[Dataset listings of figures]
(begin)

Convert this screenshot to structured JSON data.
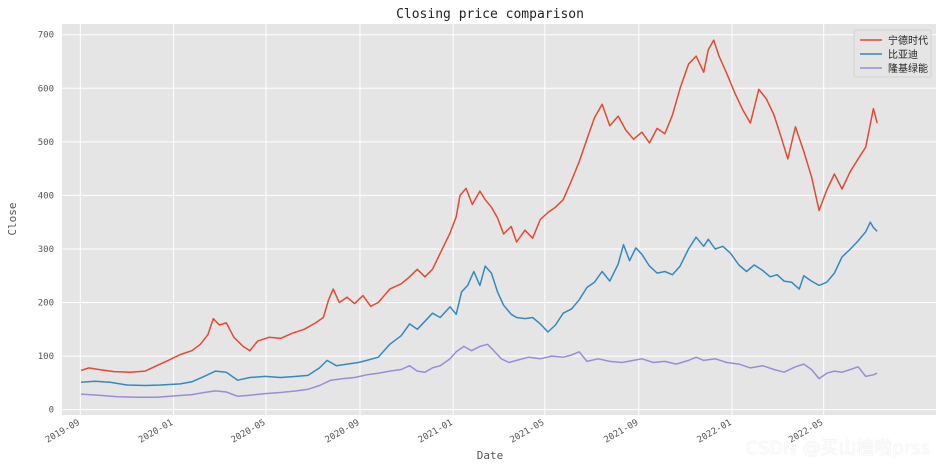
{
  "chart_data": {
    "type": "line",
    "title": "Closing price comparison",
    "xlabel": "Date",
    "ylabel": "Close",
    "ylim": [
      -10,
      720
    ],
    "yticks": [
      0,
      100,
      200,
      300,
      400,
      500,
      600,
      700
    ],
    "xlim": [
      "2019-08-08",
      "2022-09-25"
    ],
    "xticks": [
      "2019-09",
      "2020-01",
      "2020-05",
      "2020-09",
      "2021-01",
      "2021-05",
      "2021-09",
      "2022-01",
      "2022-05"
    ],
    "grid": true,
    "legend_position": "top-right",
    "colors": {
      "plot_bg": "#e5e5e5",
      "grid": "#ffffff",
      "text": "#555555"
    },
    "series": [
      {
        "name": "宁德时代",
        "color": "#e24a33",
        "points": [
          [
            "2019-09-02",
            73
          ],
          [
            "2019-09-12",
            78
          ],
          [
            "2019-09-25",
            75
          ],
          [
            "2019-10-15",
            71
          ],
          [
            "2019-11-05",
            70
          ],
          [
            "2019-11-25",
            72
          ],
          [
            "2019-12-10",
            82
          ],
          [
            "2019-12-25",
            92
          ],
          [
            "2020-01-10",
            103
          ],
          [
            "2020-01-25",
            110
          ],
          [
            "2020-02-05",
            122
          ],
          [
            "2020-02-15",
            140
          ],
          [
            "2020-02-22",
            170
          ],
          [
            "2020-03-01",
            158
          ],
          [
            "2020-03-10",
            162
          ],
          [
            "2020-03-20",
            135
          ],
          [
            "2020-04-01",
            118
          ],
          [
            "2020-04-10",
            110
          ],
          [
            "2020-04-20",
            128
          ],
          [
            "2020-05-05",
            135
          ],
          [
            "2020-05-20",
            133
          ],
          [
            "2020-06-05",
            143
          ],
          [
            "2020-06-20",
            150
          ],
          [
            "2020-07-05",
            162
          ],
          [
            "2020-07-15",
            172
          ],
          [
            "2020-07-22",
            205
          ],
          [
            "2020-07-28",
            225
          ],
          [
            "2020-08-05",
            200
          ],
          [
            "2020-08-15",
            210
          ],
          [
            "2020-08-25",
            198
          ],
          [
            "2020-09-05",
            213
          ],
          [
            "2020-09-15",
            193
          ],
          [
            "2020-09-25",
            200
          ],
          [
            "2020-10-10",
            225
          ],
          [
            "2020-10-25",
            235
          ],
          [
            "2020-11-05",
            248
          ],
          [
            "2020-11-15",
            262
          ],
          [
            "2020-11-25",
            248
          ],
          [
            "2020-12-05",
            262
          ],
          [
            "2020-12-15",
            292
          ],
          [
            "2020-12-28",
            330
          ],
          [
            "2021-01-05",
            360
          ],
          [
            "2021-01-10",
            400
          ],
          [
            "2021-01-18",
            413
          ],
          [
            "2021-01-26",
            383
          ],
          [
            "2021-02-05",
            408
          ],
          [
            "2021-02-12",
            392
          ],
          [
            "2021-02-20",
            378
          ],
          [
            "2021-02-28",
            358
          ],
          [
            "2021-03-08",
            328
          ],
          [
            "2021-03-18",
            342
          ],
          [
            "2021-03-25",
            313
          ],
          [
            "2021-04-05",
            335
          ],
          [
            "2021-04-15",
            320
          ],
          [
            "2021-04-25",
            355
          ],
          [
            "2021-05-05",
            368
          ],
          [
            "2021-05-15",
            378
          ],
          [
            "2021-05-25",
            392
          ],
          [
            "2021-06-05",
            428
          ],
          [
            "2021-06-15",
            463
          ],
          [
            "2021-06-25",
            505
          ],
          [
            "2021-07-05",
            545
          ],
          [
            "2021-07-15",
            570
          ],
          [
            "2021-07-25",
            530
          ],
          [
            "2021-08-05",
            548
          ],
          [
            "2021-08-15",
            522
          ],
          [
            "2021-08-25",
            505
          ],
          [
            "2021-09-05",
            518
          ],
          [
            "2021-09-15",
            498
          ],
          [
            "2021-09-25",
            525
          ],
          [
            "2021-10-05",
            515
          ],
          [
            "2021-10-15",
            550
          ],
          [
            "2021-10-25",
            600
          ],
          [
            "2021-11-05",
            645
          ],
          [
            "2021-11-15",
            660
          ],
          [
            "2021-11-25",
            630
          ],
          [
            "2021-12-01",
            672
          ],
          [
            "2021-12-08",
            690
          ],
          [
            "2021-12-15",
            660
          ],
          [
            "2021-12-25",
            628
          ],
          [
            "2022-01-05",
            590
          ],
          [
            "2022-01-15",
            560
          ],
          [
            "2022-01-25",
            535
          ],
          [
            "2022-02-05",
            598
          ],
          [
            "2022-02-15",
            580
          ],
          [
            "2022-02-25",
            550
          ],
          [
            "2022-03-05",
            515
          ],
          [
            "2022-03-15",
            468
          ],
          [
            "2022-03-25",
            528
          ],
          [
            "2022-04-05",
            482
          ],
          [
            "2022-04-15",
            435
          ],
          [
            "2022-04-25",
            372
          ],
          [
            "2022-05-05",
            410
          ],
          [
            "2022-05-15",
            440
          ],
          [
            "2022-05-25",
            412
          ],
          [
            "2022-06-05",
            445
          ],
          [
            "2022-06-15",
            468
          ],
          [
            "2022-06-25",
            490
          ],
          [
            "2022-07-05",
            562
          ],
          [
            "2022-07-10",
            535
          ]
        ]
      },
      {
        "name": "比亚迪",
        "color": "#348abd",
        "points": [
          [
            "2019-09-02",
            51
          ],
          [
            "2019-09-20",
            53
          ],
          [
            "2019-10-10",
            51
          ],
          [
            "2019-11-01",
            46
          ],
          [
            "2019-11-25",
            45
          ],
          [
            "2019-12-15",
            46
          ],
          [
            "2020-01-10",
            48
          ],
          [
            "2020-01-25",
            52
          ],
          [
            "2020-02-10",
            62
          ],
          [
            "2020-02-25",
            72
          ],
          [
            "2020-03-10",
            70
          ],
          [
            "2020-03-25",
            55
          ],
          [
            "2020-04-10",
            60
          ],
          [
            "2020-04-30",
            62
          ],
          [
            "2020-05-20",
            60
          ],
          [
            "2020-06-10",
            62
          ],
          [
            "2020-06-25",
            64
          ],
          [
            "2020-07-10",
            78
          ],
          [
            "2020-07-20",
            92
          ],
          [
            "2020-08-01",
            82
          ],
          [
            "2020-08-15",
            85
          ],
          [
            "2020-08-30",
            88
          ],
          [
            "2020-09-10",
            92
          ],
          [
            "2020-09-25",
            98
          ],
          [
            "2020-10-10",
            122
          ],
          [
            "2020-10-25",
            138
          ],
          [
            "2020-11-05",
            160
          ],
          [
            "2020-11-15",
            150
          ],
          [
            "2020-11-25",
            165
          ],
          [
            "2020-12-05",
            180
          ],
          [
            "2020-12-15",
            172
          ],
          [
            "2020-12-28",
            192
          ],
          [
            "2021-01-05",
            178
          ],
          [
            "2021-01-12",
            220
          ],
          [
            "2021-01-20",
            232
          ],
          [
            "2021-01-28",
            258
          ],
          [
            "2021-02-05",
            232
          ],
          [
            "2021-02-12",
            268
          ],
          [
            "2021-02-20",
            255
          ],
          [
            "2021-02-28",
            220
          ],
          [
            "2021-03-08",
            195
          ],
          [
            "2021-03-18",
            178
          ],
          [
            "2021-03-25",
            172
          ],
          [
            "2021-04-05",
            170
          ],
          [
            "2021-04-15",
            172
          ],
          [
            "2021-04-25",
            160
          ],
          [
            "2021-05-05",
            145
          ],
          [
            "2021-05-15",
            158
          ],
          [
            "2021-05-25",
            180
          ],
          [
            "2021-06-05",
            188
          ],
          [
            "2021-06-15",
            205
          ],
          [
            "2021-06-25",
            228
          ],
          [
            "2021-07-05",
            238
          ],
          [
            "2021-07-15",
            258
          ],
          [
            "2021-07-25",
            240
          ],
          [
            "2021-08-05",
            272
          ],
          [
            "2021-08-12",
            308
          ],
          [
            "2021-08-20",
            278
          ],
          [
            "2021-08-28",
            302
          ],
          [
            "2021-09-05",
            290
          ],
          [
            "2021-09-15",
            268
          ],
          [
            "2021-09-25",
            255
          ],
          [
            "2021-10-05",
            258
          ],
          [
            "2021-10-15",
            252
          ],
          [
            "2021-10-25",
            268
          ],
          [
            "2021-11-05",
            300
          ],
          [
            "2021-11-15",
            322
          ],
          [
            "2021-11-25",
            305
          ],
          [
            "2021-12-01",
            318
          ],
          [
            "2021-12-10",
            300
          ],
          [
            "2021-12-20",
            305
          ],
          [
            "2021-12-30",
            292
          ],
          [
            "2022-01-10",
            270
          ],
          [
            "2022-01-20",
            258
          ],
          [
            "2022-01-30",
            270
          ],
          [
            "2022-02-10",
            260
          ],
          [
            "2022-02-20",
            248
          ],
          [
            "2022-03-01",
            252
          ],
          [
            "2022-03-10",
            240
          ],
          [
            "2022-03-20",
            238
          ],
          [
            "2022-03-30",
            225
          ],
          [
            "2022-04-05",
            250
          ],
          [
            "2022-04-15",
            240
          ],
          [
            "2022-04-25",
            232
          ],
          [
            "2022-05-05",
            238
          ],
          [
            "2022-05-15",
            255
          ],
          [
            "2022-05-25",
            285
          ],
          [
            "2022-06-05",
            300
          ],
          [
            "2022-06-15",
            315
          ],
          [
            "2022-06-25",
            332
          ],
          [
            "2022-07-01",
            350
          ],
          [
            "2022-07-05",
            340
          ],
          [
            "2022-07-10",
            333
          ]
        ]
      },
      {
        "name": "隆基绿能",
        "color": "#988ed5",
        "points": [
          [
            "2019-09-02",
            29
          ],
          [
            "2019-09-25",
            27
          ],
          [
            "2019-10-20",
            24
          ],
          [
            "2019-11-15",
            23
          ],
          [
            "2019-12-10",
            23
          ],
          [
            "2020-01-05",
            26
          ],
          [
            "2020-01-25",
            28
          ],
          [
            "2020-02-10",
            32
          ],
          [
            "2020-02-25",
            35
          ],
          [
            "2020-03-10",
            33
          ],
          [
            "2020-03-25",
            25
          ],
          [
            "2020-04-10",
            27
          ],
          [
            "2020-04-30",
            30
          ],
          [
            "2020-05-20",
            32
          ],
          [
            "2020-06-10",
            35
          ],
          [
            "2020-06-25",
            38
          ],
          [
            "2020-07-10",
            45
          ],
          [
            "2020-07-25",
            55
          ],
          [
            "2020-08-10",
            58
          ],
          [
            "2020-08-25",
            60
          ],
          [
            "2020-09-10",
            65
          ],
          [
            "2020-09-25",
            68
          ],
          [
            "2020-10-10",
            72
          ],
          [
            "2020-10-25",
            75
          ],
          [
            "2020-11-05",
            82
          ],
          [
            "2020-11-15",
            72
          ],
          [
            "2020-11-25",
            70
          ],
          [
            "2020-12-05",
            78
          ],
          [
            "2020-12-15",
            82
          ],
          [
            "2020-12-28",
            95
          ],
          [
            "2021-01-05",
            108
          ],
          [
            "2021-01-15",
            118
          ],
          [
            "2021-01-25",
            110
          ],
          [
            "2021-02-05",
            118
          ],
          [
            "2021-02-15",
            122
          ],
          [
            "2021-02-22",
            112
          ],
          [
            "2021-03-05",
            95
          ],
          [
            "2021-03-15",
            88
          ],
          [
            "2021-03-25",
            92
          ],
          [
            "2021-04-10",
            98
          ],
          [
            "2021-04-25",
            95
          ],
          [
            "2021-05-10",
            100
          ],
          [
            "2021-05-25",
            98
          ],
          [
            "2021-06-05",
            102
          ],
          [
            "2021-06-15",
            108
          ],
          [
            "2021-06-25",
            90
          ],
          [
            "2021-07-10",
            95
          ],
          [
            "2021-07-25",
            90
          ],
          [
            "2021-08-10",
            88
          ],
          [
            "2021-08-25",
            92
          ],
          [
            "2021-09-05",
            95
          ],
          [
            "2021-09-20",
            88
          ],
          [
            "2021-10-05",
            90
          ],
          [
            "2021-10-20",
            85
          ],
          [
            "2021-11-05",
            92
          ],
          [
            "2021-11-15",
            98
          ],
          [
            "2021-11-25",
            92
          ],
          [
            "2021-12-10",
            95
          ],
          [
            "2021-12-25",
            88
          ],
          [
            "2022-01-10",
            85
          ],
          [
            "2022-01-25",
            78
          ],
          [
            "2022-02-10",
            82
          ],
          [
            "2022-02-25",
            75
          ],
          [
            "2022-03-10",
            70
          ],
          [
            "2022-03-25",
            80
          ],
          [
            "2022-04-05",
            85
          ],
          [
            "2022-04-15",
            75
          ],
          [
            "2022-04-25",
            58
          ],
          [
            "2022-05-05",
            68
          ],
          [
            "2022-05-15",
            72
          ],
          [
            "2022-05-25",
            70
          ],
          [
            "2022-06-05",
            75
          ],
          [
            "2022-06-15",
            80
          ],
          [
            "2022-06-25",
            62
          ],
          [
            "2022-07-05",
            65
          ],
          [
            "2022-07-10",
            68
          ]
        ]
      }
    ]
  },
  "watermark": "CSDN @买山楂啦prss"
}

(end)
(begin)

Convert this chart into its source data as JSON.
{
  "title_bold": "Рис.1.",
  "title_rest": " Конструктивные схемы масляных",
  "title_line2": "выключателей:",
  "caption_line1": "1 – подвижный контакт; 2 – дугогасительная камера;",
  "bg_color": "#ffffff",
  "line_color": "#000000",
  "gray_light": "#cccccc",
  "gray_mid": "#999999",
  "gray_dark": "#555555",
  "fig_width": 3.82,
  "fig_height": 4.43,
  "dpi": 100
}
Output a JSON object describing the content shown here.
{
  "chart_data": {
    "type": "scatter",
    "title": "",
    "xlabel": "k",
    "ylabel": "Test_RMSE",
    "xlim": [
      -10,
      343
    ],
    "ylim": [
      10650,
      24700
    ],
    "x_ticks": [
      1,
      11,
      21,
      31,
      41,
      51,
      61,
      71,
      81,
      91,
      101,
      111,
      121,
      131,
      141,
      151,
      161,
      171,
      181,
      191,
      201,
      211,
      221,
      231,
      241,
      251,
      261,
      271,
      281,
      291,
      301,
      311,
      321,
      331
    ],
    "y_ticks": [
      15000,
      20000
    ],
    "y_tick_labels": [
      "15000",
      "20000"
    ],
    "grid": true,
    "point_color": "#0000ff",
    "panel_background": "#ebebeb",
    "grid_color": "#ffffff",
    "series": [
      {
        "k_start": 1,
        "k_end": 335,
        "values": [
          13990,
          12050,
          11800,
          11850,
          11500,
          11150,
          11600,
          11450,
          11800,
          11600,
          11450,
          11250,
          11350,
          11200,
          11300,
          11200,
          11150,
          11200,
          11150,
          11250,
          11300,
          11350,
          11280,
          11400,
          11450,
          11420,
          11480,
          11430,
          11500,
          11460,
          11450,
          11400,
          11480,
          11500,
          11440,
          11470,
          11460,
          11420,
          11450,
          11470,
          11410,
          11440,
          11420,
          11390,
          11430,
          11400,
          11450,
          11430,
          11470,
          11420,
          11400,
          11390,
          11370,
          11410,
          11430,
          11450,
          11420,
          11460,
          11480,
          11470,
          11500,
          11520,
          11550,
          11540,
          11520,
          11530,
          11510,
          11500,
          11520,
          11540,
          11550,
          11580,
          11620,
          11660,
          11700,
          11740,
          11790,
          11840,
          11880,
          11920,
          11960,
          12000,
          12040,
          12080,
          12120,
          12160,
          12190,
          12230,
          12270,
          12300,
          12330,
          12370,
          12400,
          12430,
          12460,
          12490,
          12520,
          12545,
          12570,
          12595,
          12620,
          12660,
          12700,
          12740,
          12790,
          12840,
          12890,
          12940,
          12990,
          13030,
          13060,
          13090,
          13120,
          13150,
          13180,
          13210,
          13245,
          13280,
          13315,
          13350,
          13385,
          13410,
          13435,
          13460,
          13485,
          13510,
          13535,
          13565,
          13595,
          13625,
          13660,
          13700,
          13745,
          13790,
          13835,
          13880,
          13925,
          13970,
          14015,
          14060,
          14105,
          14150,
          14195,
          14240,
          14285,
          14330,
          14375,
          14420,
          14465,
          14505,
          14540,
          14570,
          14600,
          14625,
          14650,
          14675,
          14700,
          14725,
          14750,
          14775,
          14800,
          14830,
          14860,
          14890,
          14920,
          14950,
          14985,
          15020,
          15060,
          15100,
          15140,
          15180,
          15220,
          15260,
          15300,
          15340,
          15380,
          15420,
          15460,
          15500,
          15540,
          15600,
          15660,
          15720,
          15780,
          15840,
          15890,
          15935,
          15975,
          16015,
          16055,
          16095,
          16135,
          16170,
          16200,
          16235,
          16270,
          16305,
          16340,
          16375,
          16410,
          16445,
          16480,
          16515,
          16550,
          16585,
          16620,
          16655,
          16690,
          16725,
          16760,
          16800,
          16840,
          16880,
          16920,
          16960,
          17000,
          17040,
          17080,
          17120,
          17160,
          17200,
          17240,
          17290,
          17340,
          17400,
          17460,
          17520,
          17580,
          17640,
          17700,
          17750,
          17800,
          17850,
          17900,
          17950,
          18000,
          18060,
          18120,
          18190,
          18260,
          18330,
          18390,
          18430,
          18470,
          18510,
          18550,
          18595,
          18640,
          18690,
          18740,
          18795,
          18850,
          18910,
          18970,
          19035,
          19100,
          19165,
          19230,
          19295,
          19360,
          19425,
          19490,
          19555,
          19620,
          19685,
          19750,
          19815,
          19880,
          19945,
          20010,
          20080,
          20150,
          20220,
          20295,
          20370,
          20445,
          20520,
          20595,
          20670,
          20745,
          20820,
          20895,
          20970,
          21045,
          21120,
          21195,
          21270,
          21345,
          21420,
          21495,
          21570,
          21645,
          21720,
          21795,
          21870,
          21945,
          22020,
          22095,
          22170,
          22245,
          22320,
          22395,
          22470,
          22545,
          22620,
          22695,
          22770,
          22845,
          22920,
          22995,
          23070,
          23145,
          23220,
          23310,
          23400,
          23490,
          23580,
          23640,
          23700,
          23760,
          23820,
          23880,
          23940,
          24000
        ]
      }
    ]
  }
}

(end)
(begin)

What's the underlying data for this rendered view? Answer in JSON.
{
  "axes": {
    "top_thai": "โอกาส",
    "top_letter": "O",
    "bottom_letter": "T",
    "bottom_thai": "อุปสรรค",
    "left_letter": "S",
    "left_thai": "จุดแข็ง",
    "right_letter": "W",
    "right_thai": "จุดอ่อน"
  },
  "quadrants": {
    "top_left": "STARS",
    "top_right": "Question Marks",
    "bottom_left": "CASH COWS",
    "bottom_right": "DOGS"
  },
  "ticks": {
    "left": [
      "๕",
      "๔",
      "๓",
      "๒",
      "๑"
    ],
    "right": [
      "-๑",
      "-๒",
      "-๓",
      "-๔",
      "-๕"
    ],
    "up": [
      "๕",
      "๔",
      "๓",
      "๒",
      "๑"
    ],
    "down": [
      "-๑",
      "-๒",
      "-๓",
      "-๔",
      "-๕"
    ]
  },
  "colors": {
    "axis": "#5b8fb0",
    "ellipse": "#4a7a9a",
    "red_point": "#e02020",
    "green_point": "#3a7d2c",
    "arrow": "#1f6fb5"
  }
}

(end)

- [Exercise prompt]: Only lines with the word "this" should be collected from the material.

- [Solved exercise]:
Convert this screenshot to structured JSON data.
Convert this chart into its source data as JSON.
What's the underlying data for this rendered view? Answer in JSON.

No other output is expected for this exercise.